* _EXTRAIT DU TEXTE_:

Article 2 : La Compagnie générale d'éclairage de Bordeaux et la ville de Bordeaux sont renvoyées devant le conseil de préfecture pour être procédé, si elles ne s'entendent pas amiablement sur les conditions spéciales auxquelles la compagnie continuera son service, à la fixation de l'indemnité à laquelle la compagnie a droit à raison des circonstances extracontractuelles dans lesquelles elle aura dû assurer le service concédé.
Article 3 : La ville de Bordeaux est condamnée à tous les dépens de première instance et d'appel.
Article 4 : Expédition ... Intérieur.

* _DONNÉES FOURNIES_:

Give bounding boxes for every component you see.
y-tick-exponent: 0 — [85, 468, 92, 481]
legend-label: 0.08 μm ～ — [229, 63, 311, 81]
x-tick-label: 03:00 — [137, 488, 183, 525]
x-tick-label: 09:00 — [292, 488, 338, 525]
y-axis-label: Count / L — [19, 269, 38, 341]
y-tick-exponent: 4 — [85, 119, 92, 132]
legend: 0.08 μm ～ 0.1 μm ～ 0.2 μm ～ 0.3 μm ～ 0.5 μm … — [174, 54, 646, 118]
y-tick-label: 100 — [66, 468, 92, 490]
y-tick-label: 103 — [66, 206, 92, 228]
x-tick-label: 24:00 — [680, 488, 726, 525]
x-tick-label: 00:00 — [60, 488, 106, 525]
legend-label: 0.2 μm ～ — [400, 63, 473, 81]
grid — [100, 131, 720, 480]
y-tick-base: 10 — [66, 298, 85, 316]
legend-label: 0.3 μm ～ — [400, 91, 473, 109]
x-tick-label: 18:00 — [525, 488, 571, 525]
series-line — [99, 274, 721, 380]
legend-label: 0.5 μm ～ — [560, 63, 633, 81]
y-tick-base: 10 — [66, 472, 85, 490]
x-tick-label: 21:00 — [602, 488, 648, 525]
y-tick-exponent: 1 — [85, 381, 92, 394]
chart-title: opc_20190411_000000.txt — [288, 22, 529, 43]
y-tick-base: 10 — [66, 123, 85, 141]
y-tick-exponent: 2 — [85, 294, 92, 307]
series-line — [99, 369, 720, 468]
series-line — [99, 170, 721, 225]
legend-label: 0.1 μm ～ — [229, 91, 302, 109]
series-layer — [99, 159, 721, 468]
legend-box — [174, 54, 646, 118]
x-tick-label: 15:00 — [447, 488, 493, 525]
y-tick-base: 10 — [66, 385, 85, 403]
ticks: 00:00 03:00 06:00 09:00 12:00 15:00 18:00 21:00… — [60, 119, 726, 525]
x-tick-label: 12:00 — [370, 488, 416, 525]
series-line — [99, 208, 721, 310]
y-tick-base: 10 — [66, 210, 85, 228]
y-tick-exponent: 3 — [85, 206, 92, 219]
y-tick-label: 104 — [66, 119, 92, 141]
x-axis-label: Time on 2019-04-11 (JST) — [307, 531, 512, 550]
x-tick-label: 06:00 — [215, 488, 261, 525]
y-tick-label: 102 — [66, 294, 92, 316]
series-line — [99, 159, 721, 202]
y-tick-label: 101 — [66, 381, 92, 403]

* _À COMPLÉTER_:
1) Condensez le paragraphe de l'extrait qui commence par « Article 2 : La Compagnie générale » en conservant ses faits essentiels.
2) Recopiez sans modification le passage de l'extrait qui commence par « Article 2 : La » et se poursuit jusqu'à « Expédition ... Intérieur. » inclus.

* _RÉPONSES NUMÉROTÉES_:
1) Article 2 : la Compagnie générale d'éclairage de Bordeaux et la ville de Bordeaux sont renvoyées devant le conseil de préfecture. Faute d'accord amiable sur les conditions spéciales de poursuite du service, ce conseil fixera l'indemnité due à la compagnie en raison des circonstances extracontractuelles dans lesquelles elle aura dû assurer le service concédé.

2)
Article 2 : La Compagnie générale d'éclairage de Bordeaux et la ville de Bordeaux sont renvoyées devant le conseil de préfecture pour être procédé, si elles ne s'entendent pas amiablement sur les conditions spéciales auxquelles la compagnie continuera son service, à la fixation de l'indemnité à laquelle la compagnie a droit à raison des circonstances extracontractuelles dans lesquelles elle aura dû assurer le service concédé.
Article 3 : La ville de Bordeaux est condamnée à tous les dépens de première instance et d'appel.
Article 4 : Expédition ... Intérieur.